### Work to be completed
Locate every line that holds the string "药学科普志愿服务队系列活动" and copy it.

### Source data
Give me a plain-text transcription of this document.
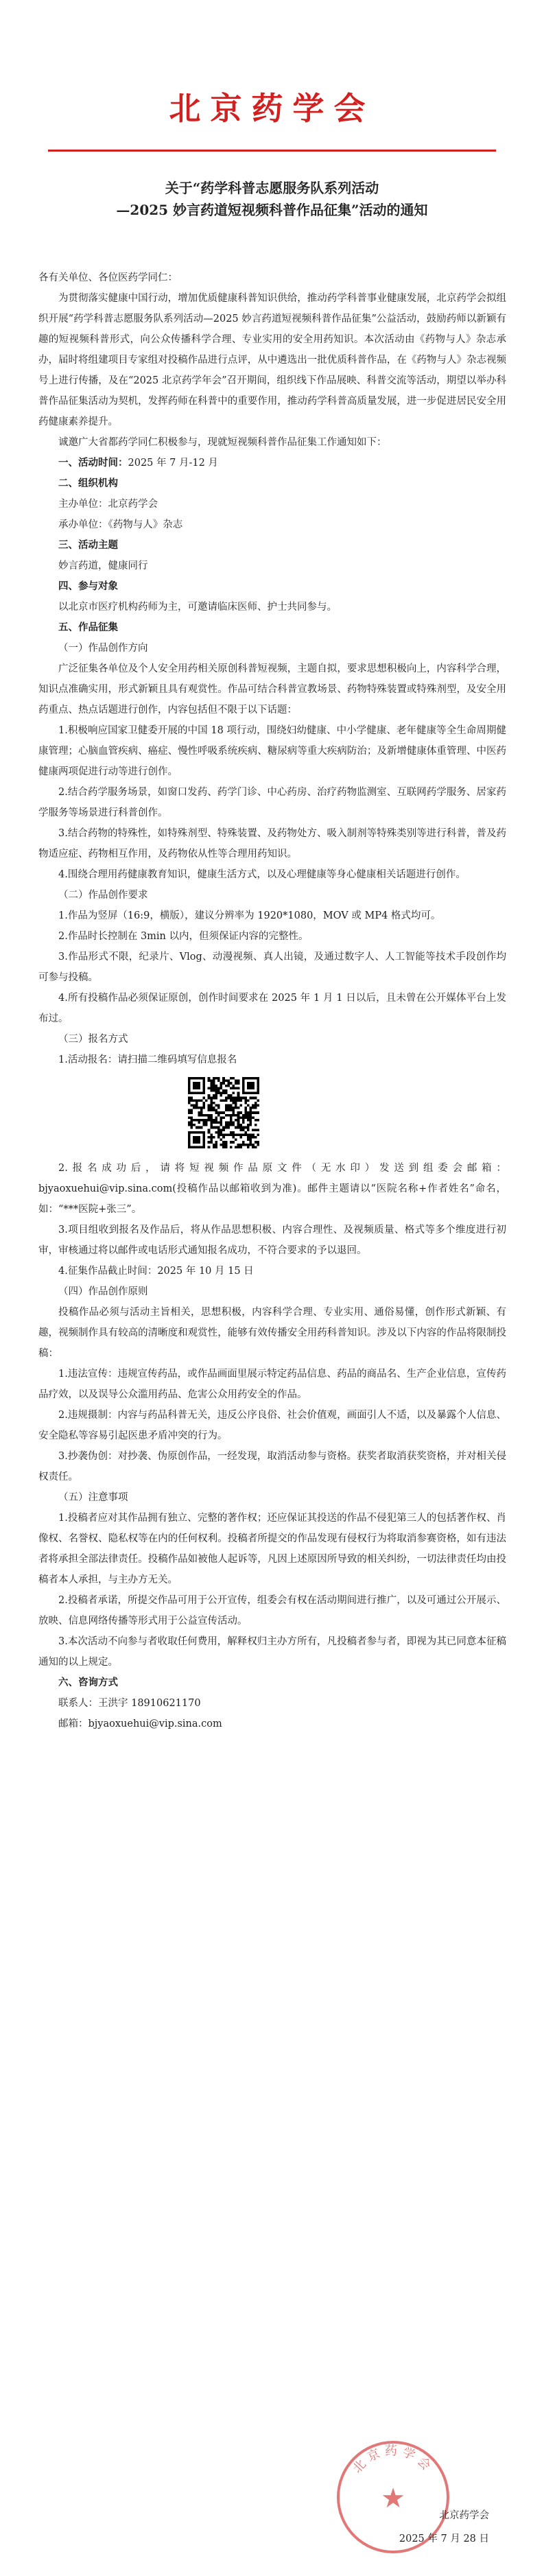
北京药学会
关于“药学科普志愿服务队系列活动
—2025 妙言药道短视频科普作品征集”活动的通知

各有关单位、各位医药学同仁：

为贯彻落实健康中国行动，增加优质健康科普知识供给，推动药学科普事业健康发展，北京药学会拟组织开展“药学科普志愿服务队系列活动—2025 妙言药道短视频科普作品征集”公益活动，鼓励药师以新颖有趣的短视频科普形式，向公众传播科学合理、专业实用的安全用药知识。本次活动由《药物与人》杂志承办，届时将组建项目专家组对投稿作品进行点评，从中遴选出一批优质科普作品，在《药物与人》杂志视频号上进行传播，及在“2025 北京药学年会”召开期间，组织线下作品展映、科普交流等活动，期望以举办科普作品征集活动为契机，发挥药师在科普中的重要作用，推动药学科普高质量发展，进一步促进居民安全用药健康素养提升。

诚邀广大省都药学同仁积极参与，现就短视频科普作品征集工作通知如下：

一、活动时间：2025 年 7 月-12 月

二、组织机构

主办单位：北京药学会

承办单位：《药物与人》杂志

三、活动主题

妙言药道，健康同行

四、参与对象

以北京市医疗机构药师为主，可邀请临床医师、护士共同参与。

五、作品征集

（一）作品创作方向

广泛征集各单位及个人安全用药相关原创科普短视频，主题自拟，要求思想积极向上，内容科学合理，知识点准确实用，形式新颖且具有观赏性。作品可结合科普宣教场景、药物特殊装置或特殊剂型，及安全用药重点、热点话题进行创作，内容包括但不限于以下话题：

1.积极响应国家卫健委开展的中国 18 项行动，围绕妇幼健康、中小学健康、老年健康等全生命周期健康管理；心脑血管疾病、癌症、慢性呼吸系统疾病、糖尿病等重大疾病防治；及新增健康体重管理、中医药健康两项促进行动等进行创作。

2.结合药学服务场景，如窗口发药、药学门诊、中心药房、治疗药物监测室、互联网药学服务、居家药学服务等场景进行科普创作。

3.结合药物的特殊性，如特殊剂型、特殊装置、及药物处方、吸入制剂等特殊类别等进行科普，普及药物适应症、药物相互作用，及药物依从性等合理用药知识。

4.围绕合理用药健康教育知识，健康生活方式，以及心理健康等身心健康相关话题进行创作。

（二）作品创作要求

1.作品为竖屏（16:9，横版），建议分辨率为 1920*1080，MOV 或 MP4 格式均可。

2.作品时长控制在 3min 以内，但须保证内容的完整性。

3.作品形式不限，纪录片、Vlog、动漫视频、真人出镜，及通过数字人、人工智能等技术手段创作均可参与投稿。

4.所有投稿作品必须保证原创，创作时间要求在 2025 年 1 月 1 日以后，且未曾在公开媒体平台上发布过。

（三）报名方式

1.活动报名：请扫描二维码填写信息报名

2.报名成功后，请将短视频作品原文件（无水印）发送到组委会邮箱：bjyaoxuehui@vip.sina.com(投稿作品以邮箱收到为准)。邮件主题请以“医院名称+作者姓名”命名，如：“***医院+张三”。

3.项目组收到报名及作品后，将从作品思想积极、内容合理性、及视频质量、格式等多个维度进行初审，审核通过将以邮件或电话形式通知报名成功，不符合要求的予以退回。

4.征集作品截止时间：2025 年 10 月 15 日

（四）作品创作原则

投稿作品必须与活动主旨相关，思想积极，内容科学合理、专业实用、通俗易懂，创作形式新颖、有趣，视频制作具有较高的清晰度和观赏性，能够有效传播安全用药科普知识。涉及以下内容的作品将限制投稿：

1.违法宣传：违规宣传药品，或作品画面里展示特定药品信息、药品的商品名、生产企业信息，宣传药品疗效，以及误导公众滥用药品、危害公众用药安全的作品。

2.违规摄制：内容与药品科普无关，违反公序良俗、社会价值观，画面引人不适，以及暴露个人信息、安全隐私等容易引起医患矛盾冲突的行为。

3.抄袭伪创：对抄袭、伪原创作品，一经发现，取消活动参与资格。获奖者取消获奖资格，并对相关侵权责任。

（五）注意事项

1.投稿者应对其作品拥有独立、完整的著作权；还应保证其投送的作品不侵犯第三人的包括著作权、肖像权、名誉权、隐私权等在内的任何权利。投稿者所提交的作品发现有侵权行为将取消参赛资格，如有违法者将承担全部法律责任。投稿作品如被他人起诉等，凡因上述原因所导致的相关纠纷，一切法律责任均由投稿者本人承担，与主办方无关。

2.投稿者承诺，所提交作品可用于公开宣传，组委会有权在活动期间进行推广，以及可通过公开展示、放映、信息网络传播等形式用于公益宣传活动。

3.本次活动不向参与者收取任何费用，解释权归主办方所有，凡投稿者参与者，即视为其已同意本征稿通知的以上规定。

六、咨询方式

联系人：王洪宇 18910621170

邮箱：bjyaoxuehui@vip.sina.com

北京药学会
★
北京药学会
2025 年 7 月 28 日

### Task result
关于“药学科普志愿服务队系列活动
为贯彻落实健康中国行动，增加优质健康科普知识供给，推动药学科普事业健康发展，北京药学会拟组织开展“药学科普志愿服务队系列活动—2025 妙言药道短视频科普作品征集”公益活动，鼓励药师以新颖有趣的短视频科普形式，向公众传播科学合理、专业实用的安全用药知识。本次活动由《药物与人》杂志承办，届时将组建项目专家组对投稿作品进行点评，从中遴选出一批优质科普作品，在《药物与人》杂志视频号上进行传播，及在“2025 北京药学年会”召开期间，组织线下作品展映、科普交流等活动，期望以举办科普作品征集活动为契机，发挥药师在科普中的重要作用，推动药学科普高质量发展，进一步促进居民安全用药健康素养提升。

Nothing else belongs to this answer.